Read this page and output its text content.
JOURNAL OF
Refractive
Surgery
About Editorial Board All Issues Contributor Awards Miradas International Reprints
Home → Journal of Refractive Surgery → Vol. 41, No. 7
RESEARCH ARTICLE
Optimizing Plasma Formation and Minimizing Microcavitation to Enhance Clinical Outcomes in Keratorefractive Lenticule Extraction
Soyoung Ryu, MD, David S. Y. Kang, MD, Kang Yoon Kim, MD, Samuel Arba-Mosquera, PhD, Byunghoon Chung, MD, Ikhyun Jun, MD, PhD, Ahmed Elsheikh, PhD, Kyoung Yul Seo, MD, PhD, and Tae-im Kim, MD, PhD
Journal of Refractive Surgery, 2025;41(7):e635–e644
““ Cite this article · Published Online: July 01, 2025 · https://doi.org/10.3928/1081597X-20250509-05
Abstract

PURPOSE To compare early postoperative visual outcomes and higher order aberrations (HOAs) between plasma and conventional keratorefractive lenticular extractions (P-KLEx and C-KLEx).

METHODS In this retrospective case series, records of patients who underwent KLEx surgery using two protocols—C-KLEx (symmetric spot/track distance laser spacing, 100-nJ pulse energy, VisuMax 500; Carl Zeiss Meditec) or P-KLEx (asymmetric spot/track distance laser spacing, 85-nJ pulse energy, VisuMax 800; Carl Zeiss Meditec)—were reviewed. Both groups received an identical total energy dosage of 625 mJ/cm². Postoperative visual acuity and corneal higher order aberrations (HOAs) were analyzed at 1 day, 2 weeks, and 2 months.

※ ※ ※

TASK STATEMENT:
What is needed is each line of the entries that contains the word "order".

SOLUTION:
PURPOSE To compare early postoperative visual outcomes and higher order aberrations (HOAs) between plasma and conventional keratorefractive lenticular extractions (P-KLEx and C-KLEx).
METHODS In this retrospective case series, records of patients who underwent KLEx surgery using two protocols—C-KLEx (symmetric spot/track distance laser spacing, 100-nJ pulse energy, VisuMax 500; Carl Zeiss Meditec) or P-KLEx (asymmetric spot/track distance laser spacing, 85-nJ pulse energy, VisuMax 800; Carl Zeiss Meditec)—were reviewed. Both groups received an identical total energy dosage of 625 mJ/cm². Postoperative visual acuity and corneal higher order aberrations (HOAs) were analyzed at 1 day, 2 weeks, and 2 months.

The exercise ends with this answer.